» AIM: Count how many lines include "climate" and answer with that number only.

» EXERCISE INPUTS:
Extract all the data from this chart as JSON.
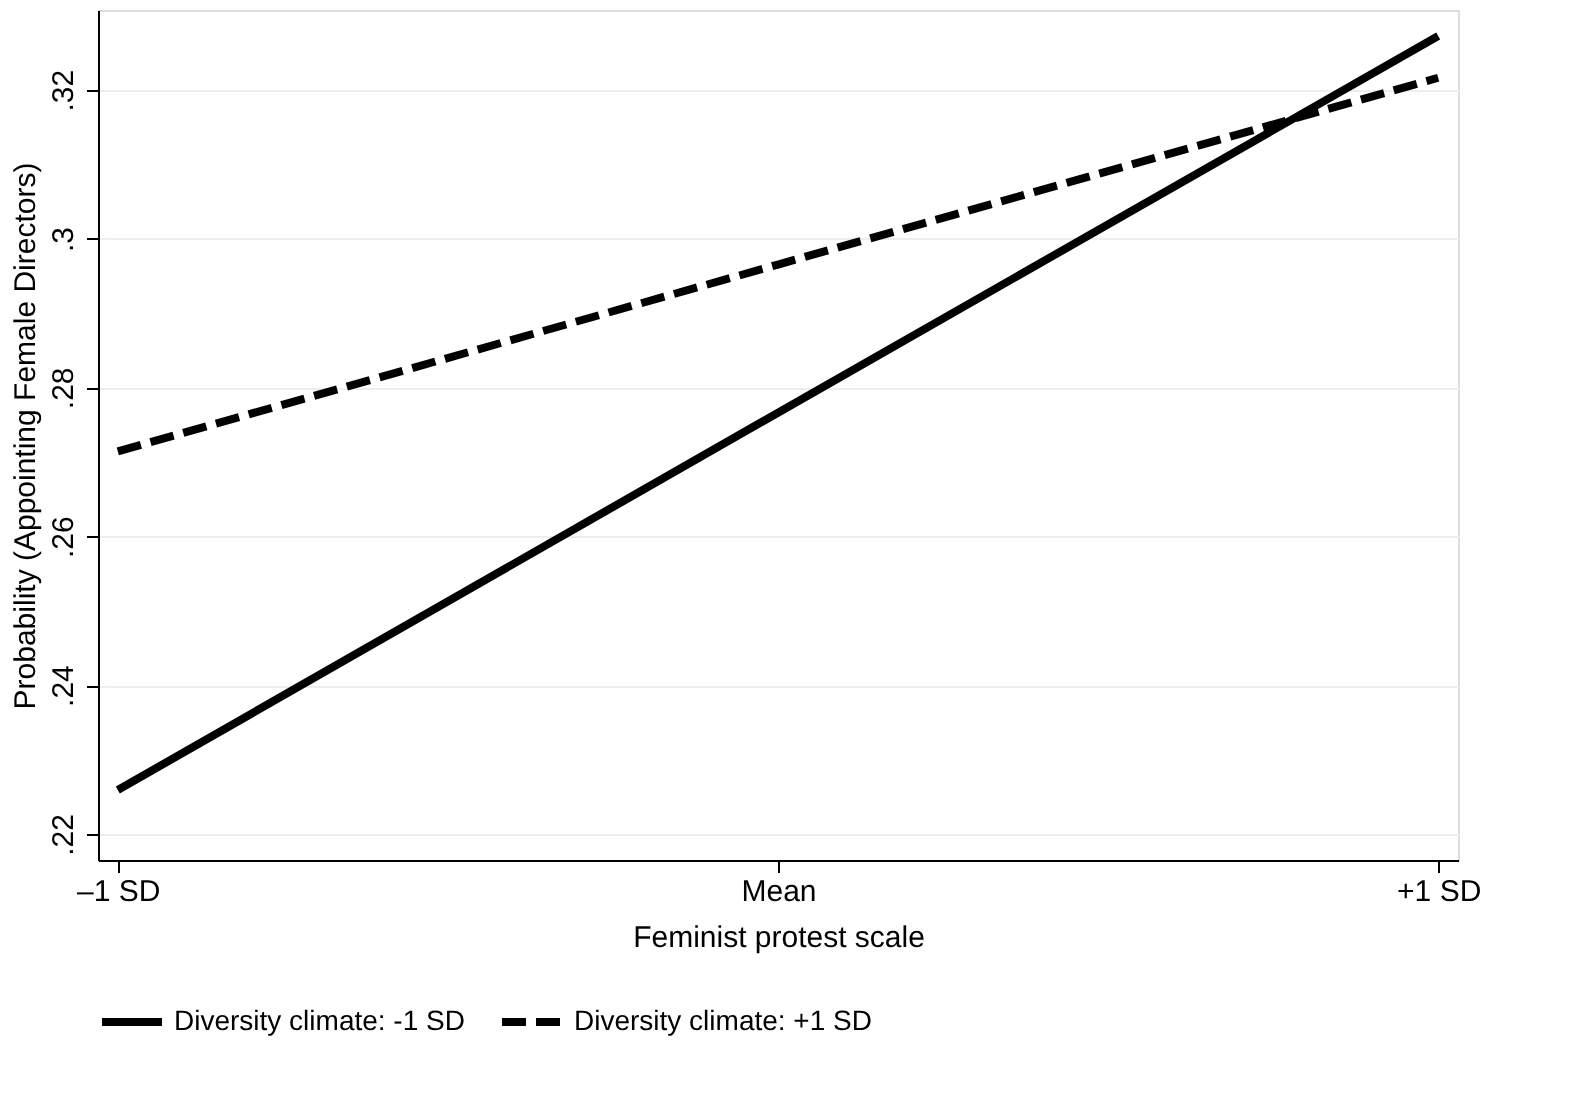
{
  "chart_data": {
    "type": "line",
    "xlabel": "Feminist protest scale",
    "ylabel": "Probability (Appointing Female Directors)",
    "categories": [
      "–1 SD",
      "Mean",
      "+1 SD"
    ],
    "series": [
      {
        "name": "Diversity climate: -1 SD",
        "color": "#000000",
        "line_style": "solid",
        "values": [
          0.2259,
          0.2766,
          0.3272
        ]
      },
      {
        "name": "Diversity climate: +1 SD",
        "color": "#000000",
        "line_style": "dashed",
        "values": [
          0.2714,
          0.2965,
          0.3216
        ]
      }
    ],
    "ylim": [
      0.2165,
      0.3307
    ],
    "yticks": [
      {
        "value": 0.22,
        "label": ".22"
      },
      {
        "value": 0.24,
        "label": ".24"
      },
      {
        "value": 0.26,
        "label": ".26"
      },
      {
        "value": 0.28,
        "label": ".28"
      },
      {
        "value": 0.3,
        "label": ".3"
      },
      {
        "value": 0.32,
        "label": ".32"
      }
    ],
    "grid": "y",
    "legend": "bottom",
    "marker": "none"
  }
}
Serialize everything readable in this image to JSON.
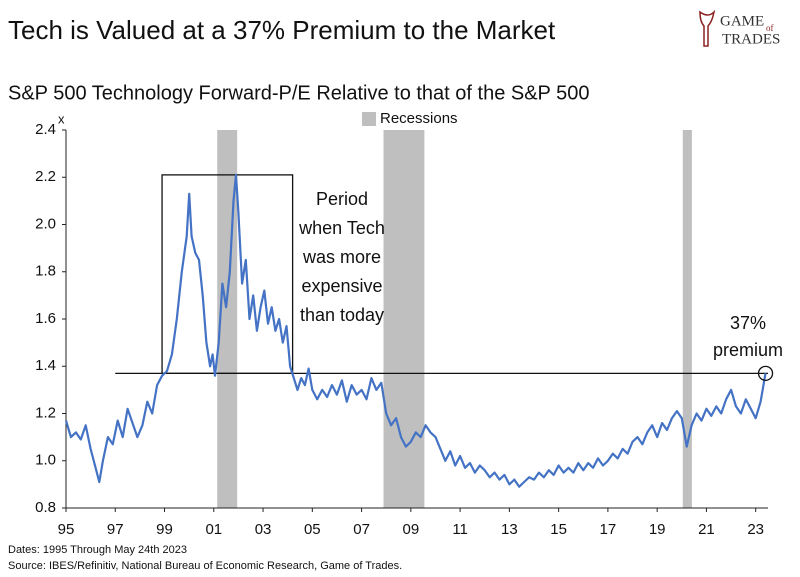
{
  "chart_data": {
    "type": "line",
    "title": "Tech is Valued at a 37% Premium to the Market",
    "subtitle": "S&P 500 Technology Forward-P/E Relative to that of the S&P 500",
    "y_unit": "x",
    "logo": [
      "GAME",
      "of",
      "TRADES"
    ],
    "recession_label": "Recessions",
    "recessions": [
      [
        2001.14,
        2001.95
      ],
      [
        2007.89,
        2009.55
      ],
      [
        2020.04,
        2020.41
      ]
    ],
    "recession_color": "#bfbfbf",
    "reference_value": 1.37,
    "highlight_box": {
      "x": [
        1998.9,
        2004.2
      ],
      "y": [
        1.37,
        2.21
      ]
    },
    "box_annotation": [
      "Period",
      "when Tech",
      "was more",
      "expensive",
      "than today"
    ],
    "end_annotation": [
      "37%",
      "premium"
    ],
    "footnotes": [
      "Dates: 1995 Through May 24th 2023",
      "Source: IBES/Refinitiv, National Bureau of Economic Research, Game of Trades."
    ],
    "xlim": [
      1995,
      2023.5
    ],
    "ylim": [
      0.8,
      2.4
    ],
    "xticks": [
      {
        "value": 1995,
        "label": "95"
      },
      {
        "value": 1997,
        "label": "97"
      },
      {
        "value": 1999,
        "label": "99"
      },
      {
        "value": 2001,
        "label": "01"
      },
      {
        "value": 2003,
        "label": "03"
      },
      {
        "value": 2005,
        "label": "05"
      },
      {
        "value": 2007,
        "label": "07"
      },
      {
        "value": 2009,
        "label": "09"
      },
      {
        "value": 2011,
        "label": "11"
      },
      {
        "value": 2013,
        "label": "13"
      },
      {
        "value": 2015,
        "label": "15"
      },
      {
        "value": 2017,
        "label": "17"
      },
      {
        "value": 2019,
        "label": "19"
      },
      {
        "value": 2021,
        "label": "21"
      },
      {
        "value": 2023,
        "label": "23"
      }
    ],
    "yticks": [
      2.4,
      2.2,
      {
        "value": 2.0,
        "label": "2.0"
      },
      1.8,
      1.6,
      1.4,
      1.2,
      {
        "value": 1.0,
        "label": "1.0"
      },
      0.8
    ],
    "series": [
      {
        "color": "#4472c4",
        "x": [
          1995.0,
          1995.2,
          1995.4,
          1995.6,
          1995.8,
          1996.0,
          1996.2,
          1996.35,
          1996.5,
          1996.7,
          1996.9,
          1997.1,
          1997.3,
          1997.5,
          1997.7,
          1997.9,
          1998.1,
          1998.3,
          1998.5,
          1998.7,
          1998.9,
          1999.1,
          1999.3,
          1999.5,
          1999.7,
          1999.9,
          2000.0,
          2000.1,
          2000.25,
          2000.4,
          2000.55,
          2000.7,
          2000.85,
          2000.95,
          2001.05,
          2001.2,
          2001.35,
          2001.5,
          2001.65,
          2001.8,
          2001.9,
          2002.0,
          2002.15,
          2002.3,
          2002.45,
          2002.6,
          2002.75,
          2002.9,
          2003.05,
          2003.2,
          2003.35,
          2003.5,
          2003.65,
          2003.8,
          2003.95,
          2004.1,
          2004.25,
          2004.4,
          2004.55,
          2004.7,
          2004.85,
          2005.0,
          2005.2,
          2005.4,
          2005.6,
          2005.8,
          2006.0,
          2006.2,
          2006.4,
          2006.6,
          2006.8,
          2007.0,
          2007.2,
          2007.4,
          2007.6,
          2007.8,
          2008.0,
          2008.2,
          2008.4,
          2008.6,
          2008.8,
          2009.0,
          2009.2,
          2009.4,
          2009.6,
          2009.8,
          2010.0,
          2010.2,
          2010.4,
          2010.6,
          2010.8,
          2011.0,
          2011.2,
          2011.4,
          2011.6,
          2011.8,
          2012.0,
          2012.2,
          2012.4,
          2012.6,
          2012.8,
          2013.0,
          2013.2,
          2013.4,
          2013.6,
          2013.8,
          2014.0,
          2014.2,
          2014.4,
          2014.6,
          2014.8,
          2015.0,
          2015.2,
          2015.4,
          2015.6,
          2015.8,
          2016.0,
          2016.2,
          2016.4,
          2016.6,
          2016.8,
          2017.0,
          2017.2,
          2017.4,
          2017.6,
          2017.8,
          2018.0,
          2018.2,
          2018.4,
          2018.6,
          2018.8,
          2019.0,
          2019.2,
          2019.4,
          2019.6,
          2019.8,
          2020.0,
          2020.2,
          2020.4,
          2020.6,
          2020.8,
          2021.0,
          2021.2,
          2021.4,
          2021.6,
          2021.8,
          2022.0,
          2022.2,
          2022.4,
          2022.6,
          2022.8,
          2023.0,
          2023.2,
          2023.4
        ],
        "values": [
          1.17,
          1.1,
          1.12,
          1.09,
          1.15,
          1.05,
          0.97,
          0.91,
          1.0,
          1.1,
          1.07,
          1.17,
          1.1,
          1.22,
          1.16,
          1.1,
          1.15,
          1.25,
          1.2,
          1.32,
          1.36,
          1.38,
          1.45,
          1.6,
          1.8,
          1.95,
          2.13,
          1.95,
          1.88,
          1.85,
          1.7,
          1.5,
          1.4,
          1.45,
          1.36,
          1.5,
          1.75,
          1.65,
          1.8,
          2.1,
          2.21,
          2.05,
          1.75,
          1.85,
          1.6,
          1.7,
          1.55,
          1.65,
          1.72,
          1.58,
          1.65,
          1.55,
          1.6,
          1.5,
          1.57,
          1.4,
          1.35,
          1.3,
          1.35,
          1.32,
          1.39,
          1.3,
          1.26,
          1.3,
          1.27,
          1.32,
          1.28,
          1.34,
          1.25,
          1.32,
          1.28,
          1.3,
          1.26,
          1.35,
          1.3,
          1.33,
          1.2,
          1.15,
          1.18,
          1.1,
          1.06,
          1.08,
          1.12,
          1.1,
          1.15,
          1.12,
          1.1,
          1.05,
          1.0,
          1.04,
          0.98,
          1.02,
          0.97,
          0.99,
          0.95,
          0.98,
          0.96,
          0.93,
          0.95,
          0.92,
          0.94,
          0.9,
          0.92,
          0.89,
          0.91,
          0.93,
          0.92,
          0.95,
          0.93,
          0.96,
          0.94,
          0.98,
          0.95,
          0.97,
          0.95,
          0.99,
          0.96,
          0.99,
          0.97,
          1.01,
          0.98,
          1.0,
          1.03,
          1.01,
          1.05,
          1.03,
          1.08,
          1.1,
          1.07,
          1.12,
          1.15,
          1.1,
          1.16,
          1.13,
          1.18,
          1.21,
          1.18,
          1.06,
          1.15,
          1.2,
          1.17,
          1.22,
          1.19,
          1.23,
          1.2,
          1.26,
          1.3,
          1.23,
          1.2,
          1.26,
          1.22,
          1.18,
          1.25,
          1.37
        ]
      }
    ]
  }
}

» SOLUTION TO THIS TASK: 2